▸ **TASK**:
Comb the records below for the string "各个数位上的数字的和是" and copy each line where it turns up.

▸ **LISTED ENTRIES**:
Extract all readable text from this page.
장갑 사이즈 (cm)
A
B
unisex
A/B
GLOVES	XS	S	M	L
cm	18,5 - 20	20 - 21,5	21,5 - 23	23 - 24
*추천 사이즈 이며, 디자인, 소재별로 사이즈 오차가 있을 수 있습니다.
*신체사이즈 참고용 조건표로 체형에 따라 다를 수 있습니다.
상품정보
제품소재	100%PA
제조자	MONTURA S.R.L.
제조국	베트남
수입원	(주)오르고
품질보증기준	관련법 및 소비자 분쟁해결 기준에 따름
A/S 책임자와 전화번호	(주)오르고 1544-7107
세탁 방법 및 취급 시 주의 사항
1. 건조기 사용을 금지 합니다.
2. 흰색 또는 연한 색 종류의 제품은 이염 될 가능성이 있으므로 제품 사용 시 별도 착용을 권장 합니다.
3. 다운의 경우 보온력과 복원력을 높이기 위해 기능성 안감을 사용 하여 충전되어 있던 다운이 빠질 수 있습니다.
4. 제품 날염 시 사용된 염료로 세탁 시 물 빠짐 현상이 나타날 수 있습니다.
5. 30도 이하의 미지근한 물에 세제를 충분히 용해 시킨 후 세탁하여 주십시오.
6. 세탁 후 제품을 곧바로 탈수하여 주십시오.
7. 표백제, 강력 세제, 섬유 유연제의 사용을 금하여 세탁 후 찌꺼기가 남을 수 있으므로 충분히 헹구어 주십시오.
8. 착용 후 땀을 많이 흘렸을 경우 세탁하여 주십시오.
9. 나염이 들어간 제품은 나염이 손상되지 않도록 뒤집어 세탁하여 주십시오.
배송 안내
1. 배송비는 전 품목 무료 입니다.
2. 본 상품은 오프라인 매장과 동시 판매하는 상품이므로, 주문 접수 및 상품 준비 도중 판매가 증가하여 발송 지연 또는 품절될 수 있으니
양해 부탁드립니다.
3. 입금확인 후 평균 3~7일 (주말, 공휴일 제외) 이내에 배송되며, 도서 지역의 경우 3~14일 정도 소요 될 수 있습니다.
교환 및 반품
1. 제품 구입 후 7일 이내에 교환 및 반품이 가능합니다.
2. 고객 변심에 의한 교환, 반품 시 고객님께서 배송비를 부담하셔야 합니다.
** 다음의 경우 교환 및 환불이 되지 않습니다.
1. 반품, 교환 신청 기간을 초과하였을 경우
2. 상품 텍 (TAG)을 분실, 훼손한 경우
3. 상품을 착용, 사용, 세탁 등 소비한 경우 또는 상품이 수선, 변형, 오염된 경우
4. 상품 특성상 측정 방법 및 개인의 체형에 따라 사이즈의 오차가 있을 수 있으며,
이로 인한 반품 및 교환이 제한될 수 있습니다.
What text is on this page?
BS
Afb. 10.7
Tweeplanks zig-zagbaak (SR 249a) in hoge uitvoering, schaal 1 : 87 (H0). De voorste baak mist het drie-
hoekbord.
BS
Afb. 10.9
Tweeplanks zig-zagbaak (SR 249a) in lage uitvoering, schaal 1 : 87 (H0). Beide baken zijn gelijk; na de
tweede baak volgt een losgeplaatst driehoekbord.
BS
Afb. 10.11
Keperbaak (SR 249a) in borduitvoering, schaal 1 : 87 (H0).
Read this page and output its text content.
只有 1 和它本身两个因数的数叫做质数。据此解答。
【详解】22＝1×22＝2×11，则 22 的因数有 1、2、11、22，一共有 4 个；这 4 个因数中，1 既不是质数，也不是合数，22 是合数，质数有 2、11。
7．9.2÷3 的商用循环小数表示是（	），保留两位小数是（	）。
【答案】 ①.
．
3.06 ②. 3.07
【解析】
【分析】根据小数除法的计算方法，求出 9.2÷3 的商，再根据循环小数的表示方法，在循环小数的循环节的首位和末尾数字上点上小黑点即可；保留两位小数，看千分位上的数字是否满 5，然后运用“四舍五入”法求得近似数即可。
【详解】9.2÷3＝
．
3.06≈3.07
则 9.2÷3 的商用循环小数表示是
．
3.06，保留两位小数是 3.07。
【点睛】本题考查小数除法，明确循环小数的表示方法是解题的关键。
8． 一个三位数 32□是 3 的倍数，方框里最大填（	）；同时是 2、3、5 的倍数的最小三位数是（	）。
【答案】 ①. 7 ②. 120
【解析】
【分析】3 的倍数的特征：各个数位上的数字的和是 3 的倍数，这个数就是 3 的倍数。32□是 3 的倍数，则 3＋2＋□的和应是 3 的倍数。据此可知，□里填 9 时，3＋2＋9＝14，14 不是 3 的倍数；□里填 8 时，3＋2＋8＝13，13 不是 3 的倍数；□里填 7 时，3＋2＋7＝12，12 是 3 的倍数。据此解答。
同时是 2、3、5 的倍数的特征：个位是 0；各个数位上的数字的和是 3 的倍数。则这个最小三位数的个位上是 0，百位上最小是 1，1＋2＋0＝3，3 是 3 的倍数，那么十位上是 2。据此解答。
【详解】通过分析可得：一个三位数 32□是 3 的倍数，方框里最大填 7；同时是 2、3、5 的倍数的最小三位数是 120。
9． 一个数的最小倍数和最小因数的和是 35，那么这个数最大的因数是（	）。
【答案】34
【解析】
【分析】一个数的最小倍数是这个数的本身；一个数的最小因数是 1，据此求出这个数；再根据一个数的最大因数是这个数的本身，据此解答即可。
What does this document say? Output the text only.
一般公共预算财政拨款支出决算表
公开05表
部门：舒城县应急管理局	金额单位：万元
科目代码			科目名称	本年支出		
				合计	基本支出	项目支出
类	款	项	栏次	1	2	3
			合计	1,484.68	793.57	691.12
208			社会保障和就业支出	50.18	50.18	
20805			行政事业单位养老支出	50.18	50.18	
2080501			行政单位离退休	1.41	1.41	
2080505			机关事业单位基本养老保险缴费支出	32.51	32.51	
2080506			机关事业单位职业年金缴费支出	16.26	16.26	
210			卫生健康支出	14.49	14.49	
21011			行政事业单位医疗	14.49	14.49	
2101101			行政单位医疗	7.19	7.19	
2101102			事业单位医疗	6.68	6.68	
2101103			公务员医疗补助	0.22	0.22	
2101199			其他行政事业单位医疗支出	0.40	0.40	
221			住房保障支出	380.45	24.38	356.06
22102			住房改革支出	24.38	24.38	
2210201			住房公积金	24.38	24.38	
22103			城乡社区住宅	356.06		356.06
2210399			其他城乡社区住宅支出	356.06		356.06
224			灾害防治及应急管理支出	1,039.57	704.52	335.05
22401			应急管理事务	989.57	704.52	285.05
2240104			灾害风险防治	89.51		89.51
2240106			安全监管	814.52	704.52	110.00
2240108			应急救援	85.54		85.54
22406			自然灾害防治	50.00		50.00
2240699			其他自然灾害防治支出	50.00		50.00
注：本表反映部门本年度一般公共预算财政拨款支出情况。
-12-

▸ **RESULT OF THIS TASK**:
【分析】3 的倍数的特征：各个数位上的数字的和是 3 的倍数，这个数就是 3 的倍数。32□是 3 的倍数，则 3＋2＋□的和应是 3 的倍数。据此可知，□里填 9 时，3＋2＋9＝14，14 不是 3 的倍数；□里填 8 时，3＋2＋8＝13，13 不是 3 的倍数；□里填 7 时，3＋2＋7＝12，12 是 3 的倍数。据此解答。
同时是 2、3、5 的倍数的特征：个位是 0；各个数位上的数字的和是 3 的倍数。则这个最小三位数的个位上是 0，百位上最小是 1，1＋2＋0＝3，3 是 3 的倍数，那么十位上是 2。据此解答。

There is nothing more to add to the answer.